Given data -
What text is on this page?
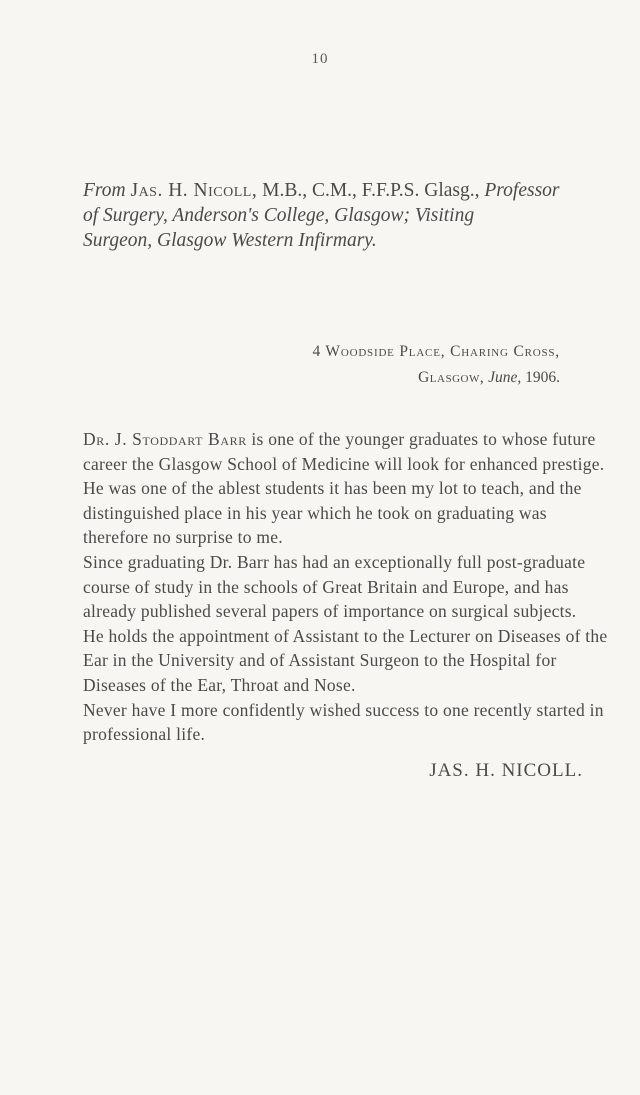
10
From Jas. H. Nicoll, M.B., C.M., F.F.P.S. Glasg., Professor
of Surgery, Anderson's College, Glasgow; Visiting
Surgeon, Glasgow Western Infirmary.
4 Woodside Place, Charing Cross,
Glasgow, June, 1906.

Dr. J. Stoddart Barr is one of the younger graduates to whose future career the Glasgow School of Medicine will look for enhanced prestige.

He was one of the ablest students it has been my lot to teach, and the distinguished place in his year which he took on graduating was therefore no surprise to me.

Since graduating Dr. Barr has had an exceptionally full post-graduate course of study in the schools of Great Britain and Europe, and has already published several papers of importance on surgical subjects.

He holds the appointment of Assistant to the Lecturer on Diseases of the Ear in the University and of Assistant Surgeon to the Hospital for Diseases of the Ear, Throat and Nose.

Never have I more confidently wished success to one recently started in professional life.

JAS. H. NICOLL.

Exercise objective -
Copy the records above exactly. The pictures are not part of the copy.

Solved problem -
What text is on this page?
10
From Jas. H. Nicoll, M.B., C.M., F.F.P.S. Glasg., Professor
of Surgery, Anderson's College, Glasgow; Visiting
Surgeon, Glasgow Western Infirmary.
4 Woodside Place, Charing Cross,
Glasgow, June, 1906.

Dr. J. Stoddart Barr is one of the younger graduates to whose future career the Glasgow School of Medicine will look for enhanced prestige.

He was one of the ablest students it has been my lot to teach, and the distinguished place in his year which he took on graduating was therefore no surprise to me.

Since graduating Dr. Barr has had an exceptionally full post-graduate course of study in the schools of Great Britain and Europe, and has already published several papers of importance on surgical subjects.

He holds the appointment of Assistant to the Lecturer on Diseases of the Ear in the University and of Assistant Surgeon to the Hospital for Diseases of the Ear, Throat and Nose.

Never have I more confidently wished success to one recently started in professional life.

JAS. H. NICOLL.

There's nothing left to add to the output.